▶ **Task objective**:
The entries below are to be transcribed in full, without their images.

* * * *

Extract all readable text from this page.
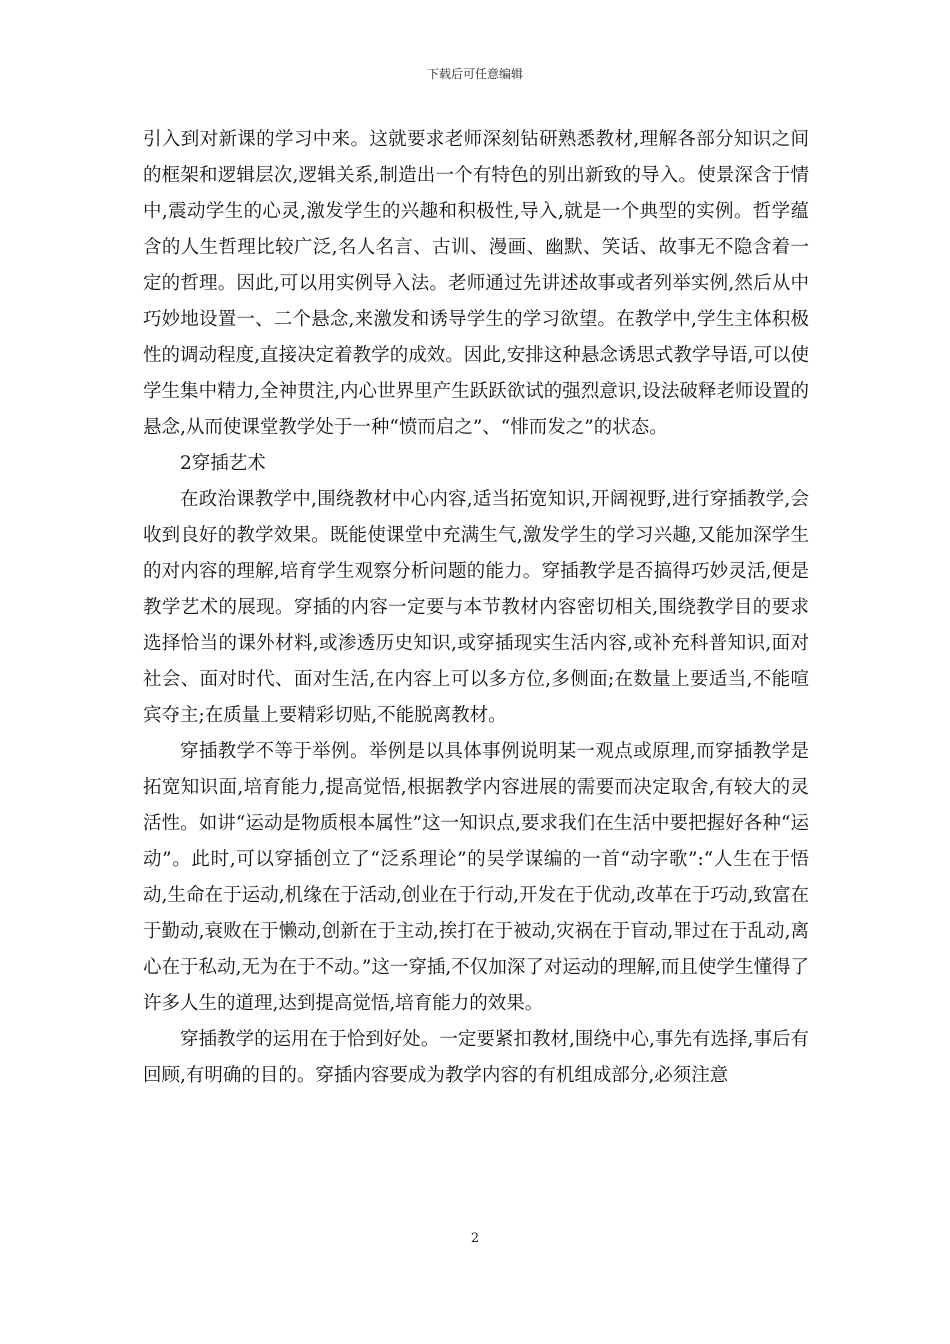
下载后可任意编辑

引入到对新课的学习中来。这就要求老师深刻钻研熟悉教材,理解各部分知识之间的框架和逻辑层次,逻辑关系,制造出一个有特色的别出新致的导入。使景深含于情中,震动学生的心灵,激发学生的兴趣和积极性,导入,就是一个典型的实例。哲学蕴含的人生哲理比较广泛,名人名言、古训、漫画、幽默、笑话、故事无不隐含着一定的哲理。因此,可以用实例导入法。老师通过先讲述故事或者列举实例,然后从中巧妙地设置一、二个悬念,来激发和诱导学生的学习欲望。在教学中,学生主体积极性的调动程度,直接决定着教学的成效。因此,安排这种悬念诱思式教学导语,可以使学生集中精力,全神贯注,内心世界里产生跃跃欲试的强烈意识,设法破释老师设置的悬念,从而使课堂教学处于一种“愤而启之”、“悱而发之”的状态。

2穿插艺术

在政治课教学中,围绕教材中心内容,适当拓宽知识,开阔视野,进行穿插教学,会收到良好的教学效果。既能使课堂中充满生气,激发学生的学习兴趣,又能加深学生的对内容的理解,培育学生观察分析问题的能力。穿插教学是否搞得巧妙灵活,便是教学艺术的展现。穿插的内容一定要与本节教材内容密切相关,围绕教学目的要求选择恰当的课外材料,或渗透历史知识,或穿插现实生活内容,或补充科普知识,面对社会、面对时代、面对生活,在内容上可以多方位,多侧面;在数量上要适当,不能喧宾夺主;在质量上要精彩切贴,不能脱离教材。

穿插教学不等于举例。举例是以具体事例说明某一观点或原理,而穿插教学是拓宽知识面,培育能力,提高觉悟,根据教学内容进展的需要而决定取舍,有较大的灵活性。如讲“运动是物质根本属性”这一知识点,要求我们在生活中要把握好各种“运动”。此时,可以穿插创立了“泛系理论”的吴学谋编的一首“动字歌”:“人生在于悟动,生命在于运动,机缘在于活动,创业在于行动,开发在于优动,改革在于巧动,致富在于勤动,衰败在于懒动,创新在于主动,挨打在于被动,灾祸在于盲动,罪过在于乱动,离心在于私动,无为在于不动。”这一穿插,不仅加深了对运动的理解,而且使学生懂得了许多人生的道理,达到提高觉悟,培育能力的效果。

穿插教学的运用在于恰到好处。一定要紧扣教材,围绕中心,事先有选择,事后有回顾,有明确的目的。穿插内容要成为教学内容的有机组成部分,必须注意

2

* * * *

▶ **Written solution**:
Extract all readable text from this page.
下载后可任意编辑

引入到对新课的学习中来。这就要求老师深刻钻研熟悉教材,理解各部分知识之间的框架和逻辑层次,逻辑关系,制造出一个有特色的别出新致的导入。使景深含于情中,震动学生的心灵,激发学生的兴趣和积极性,导入,就是一个典型的实例。哲学蕴含的人生哲理比较广泛,名人名言、古训、漫画、幽默、笑话、故事无不隐含着一定的哲理。因此,可以用实例导入法。老师通过先讲述故事或者列举实例,然后从中巧妙地设置一、二个悬念,来激发和诱导学生的学习欲望。在教学中,学生主体积极性的调动程度,直接决定着教学的成效。因此,安排这种悬念诱思式教学导语,可以使学生集中精力,全神贯注,内心世界里产生跃跃欲试的强烈意识,设法破释老师设置的悬念,从而使课堂教学处于一种“愤而启之”、“悱而发之”的状态。

2穿插艺术

在政治课教学中,围绕教材中心内容,适当拓宽知识,开阔视野,进行穿插教学,会收到良好的教学效果。既能使课堂中充满生气,激发学生的学习兴趣,又能加深学生的对内容的理解,培育学生观察分析问题的能力。穿插教学是否搞得巧妙灵活,便是教学艺术的展现。穿插的内容一定要与本节教材内容密切相关,围绕教学目的要求选择恰当的课外材料,或渗透历史知识,或穿插现实生活内容,或补充科普知识,面对社会、面对时代、面对生活,在内容上可以多方位,多侧面;在数量上要适当,不能喧宾夺主;在质量上要精彩切贴,不能脱离教材。

穿插教学不等于举例。举例是以具体事例说明某一观点或原理,而穿插教学是拓宽知识面,培育能力,提高觉悟,根据教学内容进展的需要而决定取舍,有较大的灵活性。如讲“运动是物质根本属性”这一知识点,要求我们在生活中要把握好各种“运动”。此时,可以穿插创立了“泛系理论”的吴学谋编的一首“动字歌”:“人生在于悟动,生命在于运动,机缘在于活动,创业在于行动,开发在于优动,改革在于巧动,致富在于勤动,衰败在于懒动,创新在于主动,挨打在于被动,灾祸在于盲动,罪过在于乱动,离心在于私动,无为在于不动。”这一穿插,不仅加深了对运动的理解,而且使学生懂得了许多人生的道理,达到提高觉悟,培育能力的效果。

穿插教学的运用在于恰到好处。一定要紧扣教材,围绕中心,事先有选择,事后有回顾,有明确的目的。穿插内容要成为教学内容的有机组成部分,必须注意

2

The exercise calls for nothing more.